◆ **Исходный фрагмент**
***
«В конце 1974 года дед написал новый киносценарий и отдал его в КГБ, с ним встретился заместитель председателя КГБ СССР Семен Кузьмич Цвигун, – вспоминал Сергей Милашов. – После встречи с Цвигуном дед срочно вызвал меня, он был взволнован… Разговор-то был ни о чем: о литературе, о киносценарии и о кинопленке, но заместитель председателя КГБ намекнул на рукописи книг “Пир бессмертных”!.. В то время средства массовой информации призывали сурово наказать А.Солженицына за издание “Архипелага ГУЛАГ” за рубежом, и события не располагали к благодушию».
Автора «Одного дня», давно отбившегося от рук и получившего за публикацию своих антисталинистских (в ЦК и КГБ считали – антисоветских) сочинений в Западной Европе и США клеймо «литературного власовца», на самом деле уже наказали изгнанием из страны. 14 января 1974 года «Правда» объявила Солженицына провокатором и предателем:
«Книга “Архипелаг Гулаг” явно рассчитана на то, чтобы одурачить и обмануть доверчивых людей всевозможными измышлениями о Советском Союзе… Книгу эту, замаскированную под документальность, можно было бы назвать плодом больного воображения, если бы она не была начинена циничной фальсификацией, состряпанной в угоду силам империалистической реакции».
А уже через месяц «Известия» напечатали сообщение ТАСС:
«Указом Президиума Верховного Совета СССР за систематическое совершение действий, не совместимых с принадлежностью к гражданству СССР и наносящих ущерб Союзу Советских Социалистических Республик, лишен гражданства СССР и 13 февраля 1974 года выдворен за пределы Советского Союза Солженицын А.И.»
Тревогу старого разведчика можно понять. Почему генерал, курировавший борьбу с антисоветской деятельностью, вдруг обратил внимание на неопубликованные произведения, где давно поставлены последние точки? В книге «Трудный путь в бессмертие», которую Дмитрий Александрович не передавал ленинградской библиотеке и не показывал чужим людям – но ее держала в руках машинистка, перепечатывавшая рукописи набело, и переплетчик, – имелись резкие рассуждения не только об эпохе культа личности.
***
◆ **Инструкции к заданиям**
• A. Ответьте на вопросы по тексту о Цвигуне и Солженицыне:
(i) Кто встретился с дедом после того, как тот отдал новый киносценарий в КГБ?
(ii) Какая газета 14 января 1974 года объявила Солженицына провокатором и предателем?
(iii) Какого числа Солженицын был выдворен за пределы Советского Союза?
• B. Перепишите отрывок текста о Цвигуне и Солженицыне начиная со слов «А уже через» и заканчивая словами «эпохе культа личности.» включительно, поменяв «машинистка» на «стенографистка».
• C. Подхватите текст о Цвигуне и Солженицыне и продолжите его после последнего приведённого предложения.
Эти данные получены из другого источника.

◆ **Сохранённые данные**
***
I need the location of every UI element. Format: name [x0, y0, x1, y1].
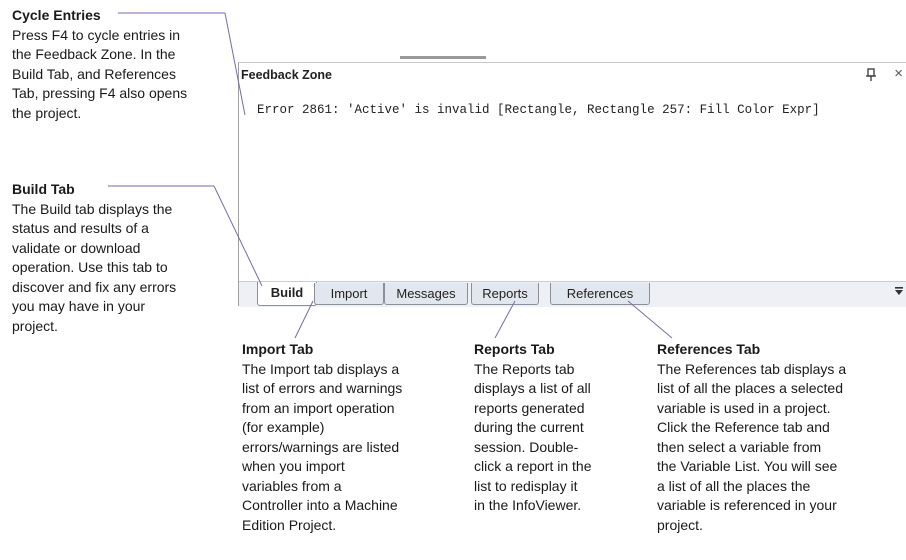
- callout-body: Press F4 to cycle entries in the Feedbac…: [12, 26, 188, 121]
- tab-strip: Build Import Messages Reports References: [239, 281, 906, 307]
- tab-reports[interactable]: Reports: [471, 283, 539, 305]
- callout-references-tab: References Tab The References tab displa…: [657, 340, 897, 535]
- error-entry[interactable]: Error 2861: 'Active' is invalid [Rectang…: [257, 103, 820, 117]
- callout-cycle-entries: Cycle Entries Press F4 to cycle entries …: [12, 6, 222, 123]
- callout-title: Reports Tab: [474, 341, 555, 357]
- callout-build-tab: Build Tab The Build tab displays the sta…: [12, 180, 212, 336]
- tab-messages[interactable]: Messages: [384, 283, 468, 305]
- callout-import-tab: Import Tab The Import tab displays a lis…: [242, 340, 468, 535]
- callout-reports-tab: Reports Tab The Reports tab displays a l…: [474, 340, 634, 516]
- callout-body: The Reports tab displays a list of all r…: [474, 360, 592, 514]
- tab-import[interactable]: Import: [314, 283, 384, 305]
- tab-overflow-icon[interactable]: [895, 286, 903, 296]
- panel-splitter-grip[interactable]: [400, 56, 486, 59]
- tab-build[interactable]: Build: [257, 282, 317, 306]
- pin-icon[interactable]: [865, 68, 877, 82]
- callout-title: Import Tab: [242, 341, 314, 357]
- panel-title: Feedback Zone: [241, 68, 332, 82]
- callout-body: The Build tab displays the status and re…: [12, 200, 177, 334]
- tab-references[interactable]: References: [550, 283, 650, 305]
- close-icon[interactable]: ×: [894, 66, 903, 82]
- callout-body: The Import tab displays a list of errors…: [242, 360, 403, 533]
- callout-title: Build Tab: [12, 181, 75, 197]
- callout-body: The References tab displays a list of al…: [657, 360, 847, 533]
- callout-title: References Tab: [657, 341, 761, 357]
- feedback-zone-panel: Feedback Zone × Error 2861: 'Active' is …: [238, 62, 906, 307]
- callout-title: Cycle Entries: [12, 7, 101, 23]
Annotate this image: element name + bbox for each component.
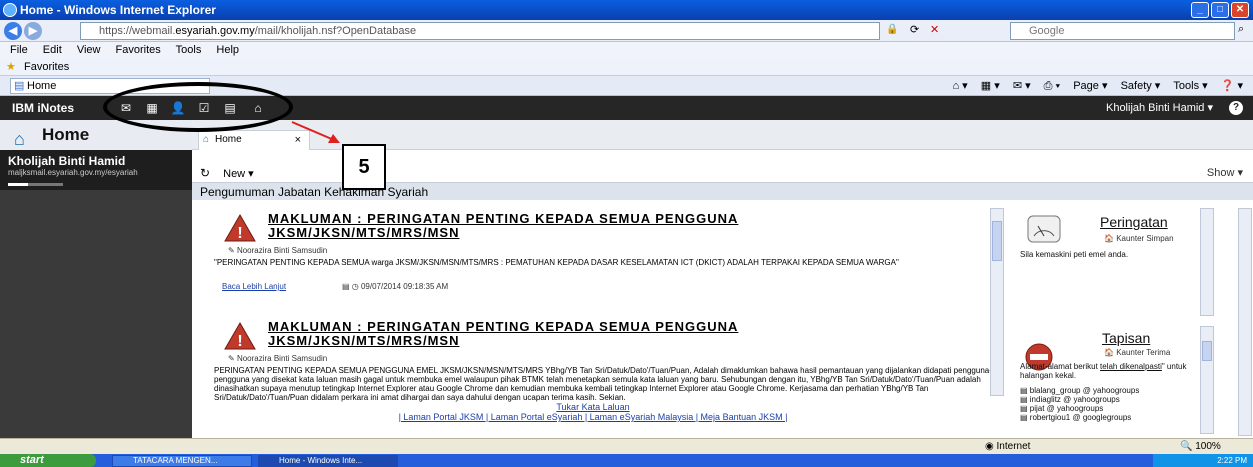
announcement-title[interactable]: MAKLUMAN : PERINGATAN PENTING KEPADA SEM… [268, 212, 828, 240]
tapisan-widget: Tapisan 🏠 Kaunter Terima Alamat-alamat b… [1016, 326, 1212, 438]
warning-icon: ! [224, 322, 256, 350]
user-menu[interactable]: Kholijah Binti Hamid ▾ [1106, 96, 1213, 120]
address-row: ◀ ▶ https://webmail.esyariah.gov.my/mail… [0, 20, 1253, 42]
meter-icon [1027, 215, 1061, 243]
ie-logo-icon [3, 3, 17, 17]
peringatan-scrollbar[interactable] [1200, 208, 1214, 316]
feeds-icon[interactable]: ▦ ▾ [981, 80, 1000, 92]
help-icon[interactable]: ? [1229, 101, 1243, 115]
announcement-author: ✎ Noorazira Binti Samsudin [228, 354, 328, 363]
home-icon[interactable]: ⌂ ▾ [952, 80, 967, 92]
peringatan-text: Sila kemaskini peti emel anda. [1020, 250, 1129, 259]
peringatan-sub: 🏠 Kaunter Simpan [1104, 234, 1174, 243]
back-button[interactable]: ◀ [4, 22, 22, 40]
list-item[interactable]: ▤ robertgiou1 @ googlegroups [1020, 413, 1139, 422]
help-menu-icon[interactable]: ❓ ▾ [1221, 80, 1243, 92]
footer-links: Tukar Kata Laluan | Laman Portal JKSM | … [198, 402, 988, 422]
change-password-link[interactable]: Tukar Kata Laluan [198, 402, 988, 412]
peringatan-widget: Peringatan 🏠 Kaunter Simpan Sila kemaski… [1016, 208, 1212, 308]
new-button[interactable]: New ▾ [223, 168, 254, 180]
show-menu[interactable]: Show ▾ [1207, 164, 1243, 182]
taskbar: start TATACARA MENGEN... Home - Windows … [0, 454, 1253, 467]
user-name: Kholijah Binti Hamid [8, 154, 126, 168]
internet-zone: ◉ Internet [985, 441, 1031, 452]
menu-tools[interactable]: Tools [176, 44, 202, 56]
announcement-body: PERINGATAN PENTING KEPADA SEMUA PENGGUNA… [214, 366, 992, 402]
quota-bar [8, 183, 63, 186]
announcements-scrollbar[interactable] [990, 208, 1004, 396]
favorites-label[interactable]: Favorites [24, 61, 69, 73]
window-title: Home - Windows Internet Explorer [20, 3, 216, 17]
forward-button[interactable]: ▶ [24, 22, 42, 40]
ie-command-bar: ⌂ ▾ ▦ ▾ ✉ ▾ ⎙ ▾ Page ▾ Safety ▾ Tools ▾ … [942, 78, 1243, 94]
portal-links[interactable]: | Laman Portal JKSM | Laman Portal eSyar… [198, 412, 988, 422]
zoom-level[interactable]: 🔍 100% [1180, 439, 1221, 455]
left-panel: ⌂ Home Kholijah Binti Hamid maljksmail.e… [0, 120, 192, 438]
menu-help[interactable]: Help [216, 44, 239, 56]
announcement-title[interactable]: MAKLUMAN : PERINGATAN PENTING KEPADA SEM… [268, 320, 828, 348]
callout-number: 5 [342, 144, 386, 190]
svg-text:!: ! [237, 225, 242, 242]
inotes-brand: IBM iNotes [12, 101, 75, 115]
tools-menu[interactable]: Tools ▾ [1173, 80, 1207, 92]
tapisan-title[interactable]: Tapisan [1102, 330, 1150, 346]
user-email: maljksmail.esyariah.gov.my/esyariah [8, 168, 138, 177]
address-bar[interactable]: https://webmail.esyariah.gov.my/mail/kho… [80, 22, 880, 40]
status-bar: ◉ Internet 🔍 100% [0, 438, 1253, 454]
page-scrollbar[interactable] [1238, 208, 1252, 436]
announcement-body: "PERINGATAN PENTING KEPADA SEMUA warga J… [214, 258, 899, 267]
system-tray: 2:22 PM [1153, 454, 1253, 467]
svg-text:!: ! [237, 333, 242, 350]
clock: 2:22 PM [1217, 456, 1247, 465]
search-input[interactable]: Google [1010, 22, 1235, 40]
refresh-icon[interactable]: ↻ [200, 166, 210, 180]
minimize-button[interactable]: _ [1191, 2, 1209, 18]
home-icon: ⌂ [203, 134, 210, 145]
menu-edit[interactable]: Edit [43, 44, 62, 56]
favorites-star-icon[interactable]: ★ [6, 58, 16, 76]
page-icon: ▤ [14, 80, 25, 92]
close-window-button[interactable]: ✕ [1231, 2, 1249, 18]
maximize-button[interactable]: □ [1211, 2, 1229, 18]
menu-bar: File Edit View Favorites Tools Help [0, 42, 1253, 58]
close-tab-icon[interactable]: × [295, 131, 301, 149]
start-button[interactable]: start [0, 454, 96, 467]
announcement-author: ✎ Noorazira Binti Samsudin [228, 246, 328, 255]
taskbar-item-ie[interactable]: Home - Windows Inte... [258, 455, 398, 467]
tapisan-scrollbar[interactable] [1200, 326, 1214, 434]
user-block: Kholijah Binti Hamid maljksmail.esyariah… [0, 150, 192, 190]
announcement-date: ▤ ◷ 09/07/2014 09:18:35 AM [342, 282, 449, 291]
window-title-bar: Home - Windows Internet Explorer _ □ ✕ [0, 0, 1253, 20]
tapisan-text: Alamat-alamat berikut telah dikenalpasti… [1020, 362, 1187, 380]
tapisan-sub: 🏠 Kaunter Terima [1104, 348, 1171, 357]
highlight-ellipse [103, 82, 293, 132]
menu-file[interactable]: File [10, 44, 28, 56]
warning-icon: ! [224, 214, 256, 242]
refresh-icon[interactable]: ⟳ [910, 23, 919, 36]
search-icon[interactable]: ⌕ [1238, 23, 1244, 36]
mail-icon[interactable]: ✉ ▾ [1013, 80, 1031, 92]
print-icon[interactable]: ⎙ ▾ [1044, 80, 1060, 92]
read-more-link[interactable]: Baca Lebih Lanjut [222, 282, 286, 291]
list-item[interactable]: ▤ blalang_group @ yahoogroups [1020, 386, 1139, 395]
lock-icon[interactable]: 🔒 [886, 24, 898, 35]
list-item[interactable]: ▤ indiaglitz @ yahoogroups [1020, 395, 1139, 404]
page-menu[interactable]: Page ▾ [1073, 80, 1107, 92]
blocked-list: ▤ blalang_group @ yahoogroups ▤ indiagli… [1020, 386, 1139, 422]
peringatan-title[interactable]: Peringatan [1100, 214, 1168, 230]
menu-favorites[interactable]: Favorites [116, 44, 161, 56]
menu-view[interactable]: View [77, 44, 101, 56]
safety-menu[interactable]: Safety ▾ [1121, 80, 1161, 92]
tab-home[interactable]: ⌂ Home × [198, 130, 310, 150]
stop-icon[interactable]: ✕ [930, 23, 939, 36]
announcements-panel: ! MAKLUMAN : PERINGATAN PENTING KEPADA S… [198, 206, 998, 438]
taskbar-item-word[interactable]: TATACARA MENGEN... [112, 455, 252, 467]
list-item[interactable]: ▤ pijat @ yahoogroups [1020, 404, 1139, 413]
favorites-bar: ★ Favorites [0, 58, 1253, 76]
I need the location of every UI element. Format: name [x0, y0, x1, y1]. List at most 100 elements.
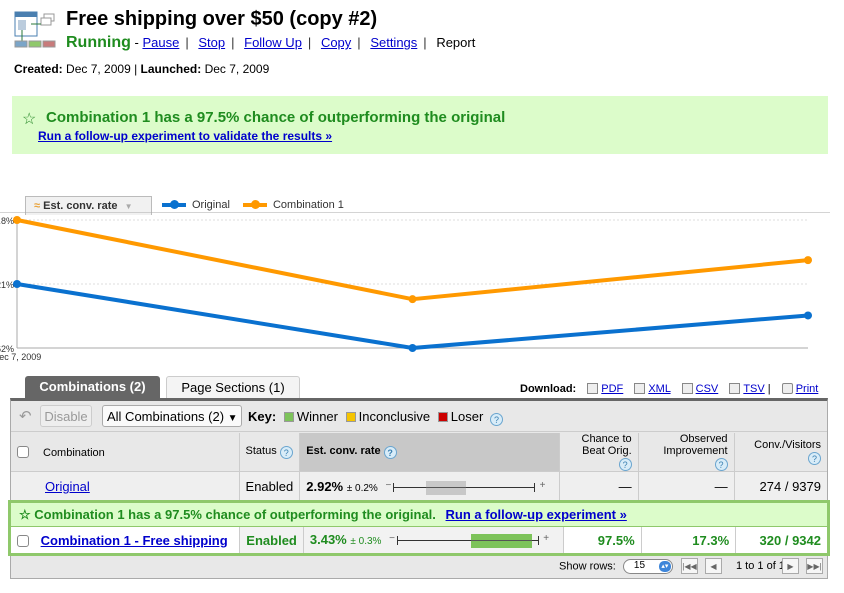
***
◆ **Ответы по заданиям**
• A.
(i) Заместитель председателя КГБ СССР Семен Кузьмич Цвигун.
(ii) «Правда».
(iii) 13 февраля 1974 года.

• B.
А уже через месяц «Известия» напечатали сообщение ТАСС:
«Указом Президиума Верховного Совета СССР за систематическое совершение действий, не совместимых с принадлежностью к гражданству СССР и наносящих ущерб Союзу Советских Социалистических Республик, лишен гражданства СССР и 13 февраля 1974 года выдворен за пределы Советского Союза Солженицын А.И.»
Тревогу старого разведчика можно понять. Почему генерал, курировавший борьбу с антисоветской деятельностью, вдруг обратил внимание на неопубликованные произведения, где давно поставлены последние точки? В книге «Трудный путь в бессмертие», которую Дмитрий Александрович не передавал ленинградской библиотеке и не показывал чужим людям – но ее держала в руках стенографистка, перепечатывавшая рукописи набело, и переплетчик, – имелись резкие рассуждения не только об эпохе культа личности.

• C.
«Время идет, страшное время бесстыдной фабрикации мифов: я пережил миф о Муссолини и Гитлере, пережил сотворенный Сталиным миф о нем и становлюсь свидетелем медленного, осторожного, но упорного восстановления его культа: после реабилитации миллионов жертв советская история как будто вознамерилась реабилитировать и палача».
Быстролетов попросил внука вернуть все подаренные тома «Пира бессмертных». Сергей привез их, и дед начал жечь книги в ванной – страницу за страницей. Много лет спустя Милашов обнаружил, что сожжение было инсценировкой – Дмитрий Александрович порознь раздал тома в ледериновых переплетах доверенным людям.
«Дед полагал, если у меня будут выяснять судьбу рукописей, я мог сказать лишь одно: “Рукописи сожжены”».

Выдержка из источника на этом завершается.